======== Dataset extract ========

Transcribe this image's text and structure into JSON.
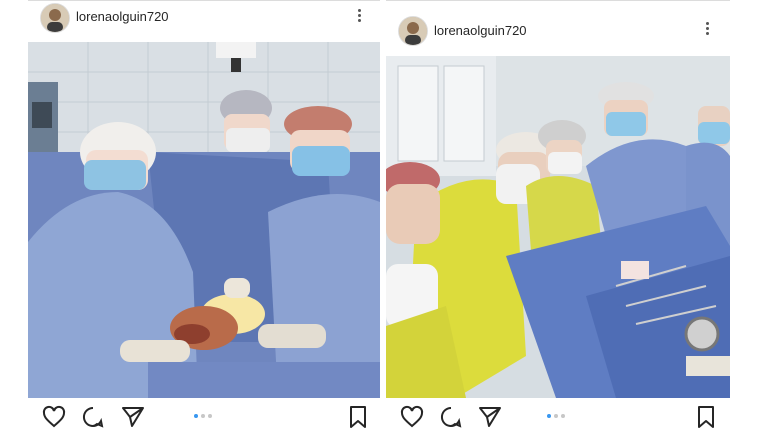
{
  "posts": [
    {
      "username": "lorenaolguin720",
      "photo_icon": "surgery-selfie-photo",
      "carousel": {
        "count": 3,
        "active": 1
      }
    },
    {
      "username": "lorenaolguin720",
      "photo_icon": "surgery-team-photo",
      "carousel": {
        "count": 3,
        "active": 1
      }
    }
  ],
  "colors": {
    "text": "#262626",
    "carousel_active": "#3897f0",
    "carousel_inactive": "#c7c7c7",
    "surgical_drape": "#5f79b8",
    "scrubs_yellow": "#d9dc3f"
  },
  "icons": [
    "avatar",
    "more-options-icon",
    "heart-icon",
    "comment-icon",
    "share-icon",
    "bookmark-icon"
  ]
}
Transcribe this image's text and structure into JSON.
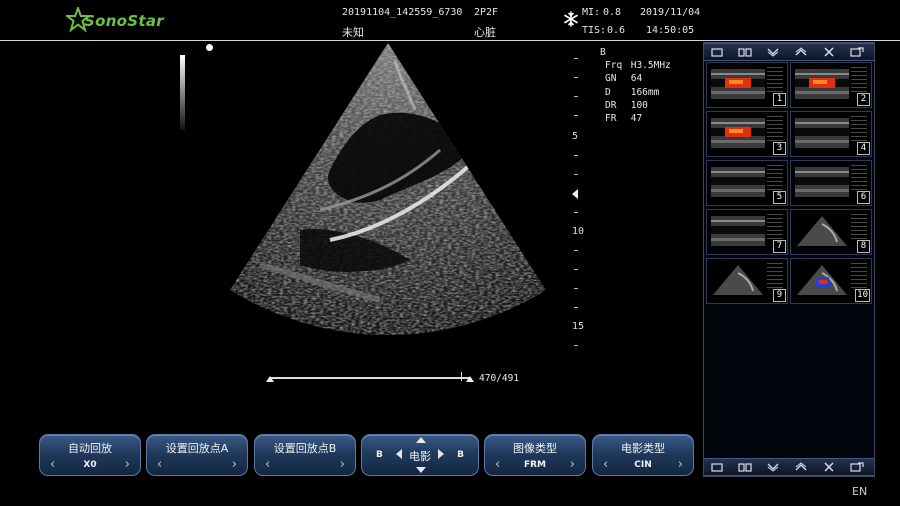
{
  "header": {
    "brand": "SonoStar",
    "study_id": "20191104_142559_6730",
    "probe": "2P2F",
    "patient_name": "未知",
    "exam": "心脏",
    "mi_label": "MI:",
    "mi_value": "0.8",
    "tis_label": "TIS:",
    "tis_value": "0.6",
    "date": "2019/11/04",
    "time": "14:50:05",
    "freeze_icon": "snowflake-icon"
  },
  "params": {
    "mode": "B",
    "rows": [
      {
        "k": "Frq",
        "v": "H3.5MHz"
      },
      {
        "k": "GN",
        "v": "64"
      },
      {
        "k": "D",
        "v": "166mm"
      },
      {
        "k": "DR",
        "v": "100"
      },
      {
        "k": "FR",
        "v": "47"
      }
    ]
  },
  "depth_scale": {
    "labels": [
      "5",
      "10",
      "15"
    ],
    "max": 16.6
  },
  "cine": {
    "current_frame": 470,
    "total_frames": 491,
    "counter": "470/491"
  },
  "thumbnail_toolbar_icons": [
    "single-layout-icon",
    "dual-layout-icon",
    "scroll-down-icon",
    "scroll-up-icon",
    "delete-icon",
    "export-icon"
  ],
  "thumbnails": [
    {
      "num": "1",
      "kind": "color"
    },
    {
      "num": "2",
      "kind": "color"
    },
    {
      "num": "3",
      "kind": "color"
    },
    {
      "num": "4",
      "kind": "linear"
    },
    {
      "num": "5",
      "kind": "linear"
    },
    {
      "num": "6",
      "kind": "linear"
    },
    {
      "num": "7",
      "kind": "linear"
    },
    {
      "num": "8",
      "kind": "sector"
    },
    {
      "num": "9",
      "kind": "sector"
    },
    {
      "num": "10",
      "kind": "sector-color"
    }
  ],
  "controls": {
    "auto_replay": {
      "label": "自动回放",
      "value": "X0"
    },
    "set_point_a": {
      "label": "设置回放点A",
      "value": ""
    },
    "set_point_b": {
      "label": "设置回放点B",
      "value": ""
    },
    "cine_control": {
      "label": "电影",
      "left": "B",
      "right": "B"
    },
    "image_type": {
      "label": "图像类型",
      "value": "FRM"
    },
    "cine_type": {
      "label": "电影类型",
      "value": "CIN"
    }
  },
  "language": "EN",
  "colors": {
    "accent": "#203a5e",
    "logo": "#6cc04a",
    "doppler_red": "#e03010"
  }
}
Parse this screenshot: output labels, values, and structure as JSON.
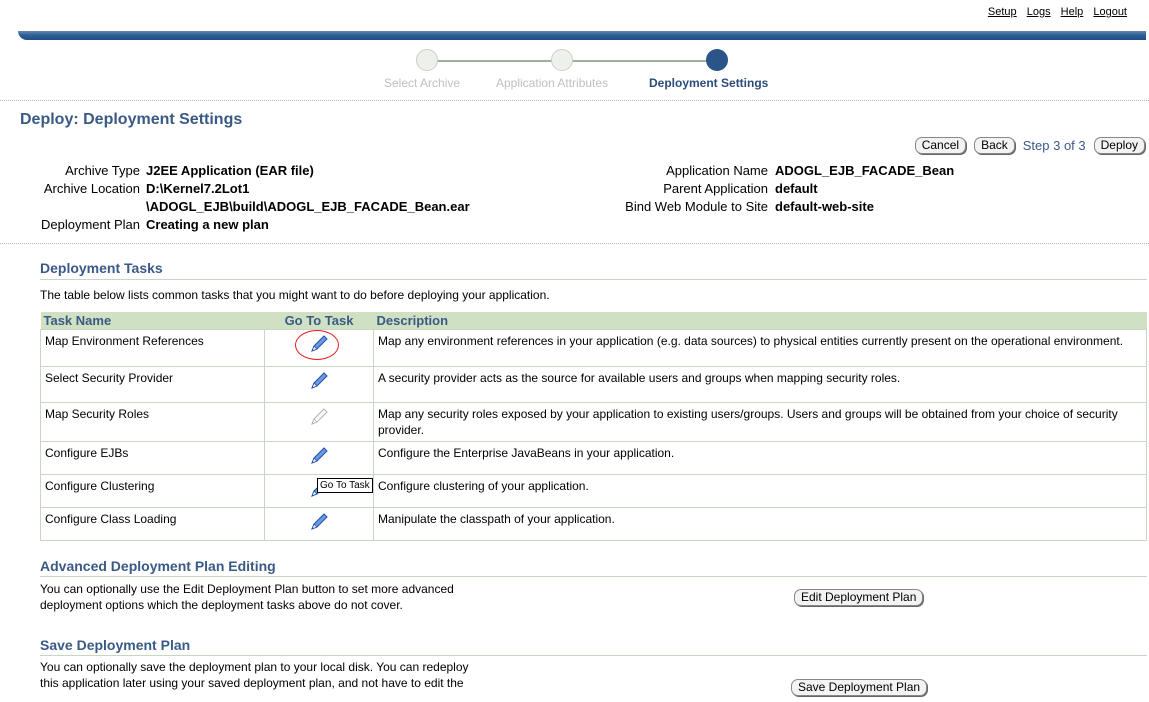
{
  "toplinks": {
    "setup": "Setup",
    "logs": "Logs",
    "help": "Help",
    "logout": "Logout"
  },
  "train": {
    "steps": [
      "Select Archive",
      "Application Attributes",
      "Deployment Settings"
    ],
    "active_step": 3
  },
  "page_title": "Deploy: Deployment Settings",
  "buttons": {
    "cancel": "Cancel",
    "back": "Back",
    "step": "Step 3 of 3",
    "deploy": "Deploy"
  },
  "summary": {
    "archive_type_label": "Archive Type",
    "archive_type": "J2EE Application (EAR file)",
    "archive_location_label": "Archive Location",
    "archive_location_1": "D:\\Kernel7.2Lot1",
    "archive_location_2": "\\ADOGL_EJB\\build\\ADOGL_EJB_FACADE_Bean.ear",
    "deployment_plan_label": "Deployment Plan",
    "deployment_plan": "Creating a new plan",
    "application_name_label": "Application Name",
    "application_name": "ADOGL_EJB_FACADE_Bean",
    "parent_application_label": "Parent Application",
    "parent_application": "default",
    "bind_module_label": "Bind Web Module to Site",
    "bind_module": "default-web-site"
  },
  "tasks_section": {
    "title": "Deployment Tasks",
    "intro": "The table below lists common tasks that you might want to do before deploying your application.",
    "headers": [
      "Task Name",
      "Go To Task",
      "Description"
    ],
    "rows": [
      {
        "name": "Map Environment References",
        "desc": "Map any environment references in your application (e.g. data sources) to physical entities currently present on the operational environment.",
        "enabled": true
      },
      {
        "name": "Select Security Provider",
        "desc": "A security provider acts as the source for available users and groups when mapping security roles.",
        "enabled": true
      },
      {
        "name": "Map Security Roles",
        "desc": "Map any security roles exposed by your application to existing users/groups. Users and groups will be obtained from your choice of security provider.",
        "enabled": false
      },
      {
        "name": "Configure EJBs",
        "desc": "Configure the Enterprise JavaBeans in your application.",
        "enabled": true
      },
      {
        "name": "Configure Clustering",
        "desc": "Configure clustering of your application.",
        "enabled": true
      },
      {
        "name": "Configure Class Loading",
        "desc": "Manipulate the classpath of your application.",
        "enabled": true
      }
    ],
    "tooltip": "Go To Task"
  },
  "advanced_section": {
    "title": "Advanced Deployment Plan Editing",
    "text_1": "You can optionally use the Edit Deployment Plan button to set more advanced",
    "text_2": "deployment options which the deployment tasks above do not cover.",
    "button": "Edit Deployment Plan"
  },
  "save_section": {
    "title": "Save Deployment Plan",
    "text_1": "You can optionally save the deployment plan to your local disk. You can redeploy",
    "text_2": "this application later using your saved deployment plan, and not have to edit the",
    "button": "Save Deployment Plan"
  },
  "colors": {
    "accent": "#3a5a86",
    "header_bg": "#cfe0c3",
    "bar": "#2f5f98"
  }
}
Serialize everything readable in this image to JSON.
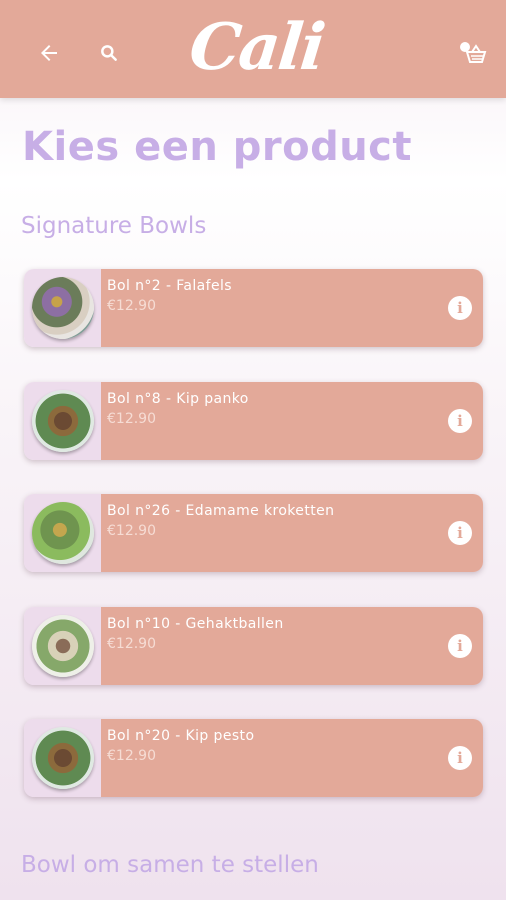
{
  "header": {
    "logo_text": "Cali",
    "back_icon": "arrow-left-icon",
    "search_icon": "search-icon",
    "cart_icon": "basket-icon",
    "background_color": "#e3a999"
  },
  "page_title": "Kies een product",
  "sections": [
    {
      "title": "Signature Bowls",
      "products": [
        {
          "name": "Bol n°2 - Falafels",
          "price": "€12.90",
          "image": "falafel-bowl"
        },
        {
          "name": "Bol n°8 - Kip panko",
          "price": "€12.90",
          "image": "chicken-panko-bowl"
        },
        {
          "name": "Bol n°26 - Edamame kroketten",
          "price": "€12.90",
          "image": "edamame-bowl"
        },
        {
          "name": "Bol n°10 - Gehaktballen",
          "price": "€12.90",
          "image": "meatball-bowl"
        },
        {
          "name": "Bol n°20 - Kip pesto",
          "price": "€12.90",
          "image": "chicken-pesto-bowl"
        }
      ]
    },
    {
      "title": "Bowl om samen te stellen",
      "products": []
    }
  ],
  "colors": {
    "accent": "#e3a999",
    "title": "#c7aee6"
  }
}
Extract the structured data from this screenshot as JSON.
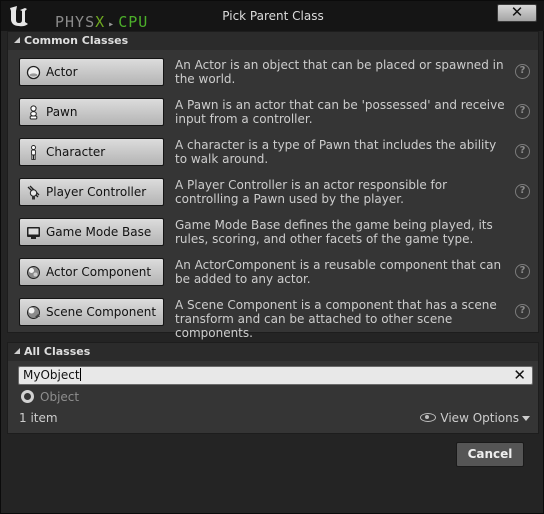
{
  "window": {
    "title": "Pick Parent Class",
    "close_label": "✕",
    "physx": {
      "physx_text": "PHYS",
      "x_text": "X",
      "arrow": "▸",
      "cpu_text": "CPU"
    },
    "colors": {
      "background": "#242424",
      "titlebar": "#151515",
      "section": "#353535",
      "accent_green": "#4caf2a",
      "button_light": "#c8c8c8",
      "button_dark": "#555555"
    }
  },
  "common": {
    "header": "Common Classes",
    "classes": [
      {
        "label": "Actor",
        "icon": "actor-sphere-icon",
        "description": "An Actor is an object that can be placed or spawned in the world."
      },
      {
        "label": "Pawn",
        "icon": "pawn-figure-icon",
        "description": "A Pawn is an actor that can be 'possessed' and receive input from a controller."
      },
      {
        "label": "Character",
        "icon": "character-figure-icon",
        "description": "A character is a type of Pawn that includes the ability to walk around."
      },
      {
        "label": "Player Controller",
        "icon": "player-controller-icon",
        "description": "A Player Controller is an actor responsible for controlling a Pawn used by the player."
      },
      {
        "label": "Game Mode Base",
        "icon": "game-mode-icon",
        "description": "Game Mode Base defines the game being played, its rules, scoring, and other facets of the game type."
      },
      {
        "label": "Actor Component",
        "icon": "actor-component-icon",
        "description": "An ActorComponent is a reusable component that can be added to any actor."
      },
      {
        "label": "Scene Component",
        "icon": "scene-component-icon",
        "description": "A Scene Component is a component that has a scene transform and can be attached to other scene components."
      }
    ],
    "help_glyph": "?"
  },
  "all": {
    "header": "All Classes",
    "search": {
      "value": "MyObject",
      "clear_label": "✕"
    },
    "tree_items": [
      {
        "label": "Object",
        "icon": "object-class-icon"
      }
    ],
    "count_text": "1 item",
    "view_options_label": "View Options"
  },
  "footer": {
    "cancel_label": "Cancel"
  }
}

========

◆ **Your instructions**
Pull every line holding "pesto" out of the records.

◆ **Written answer**
          "name": "Bol n°20 - Kip pesto",
          "image": "chicken-pesto-bowl"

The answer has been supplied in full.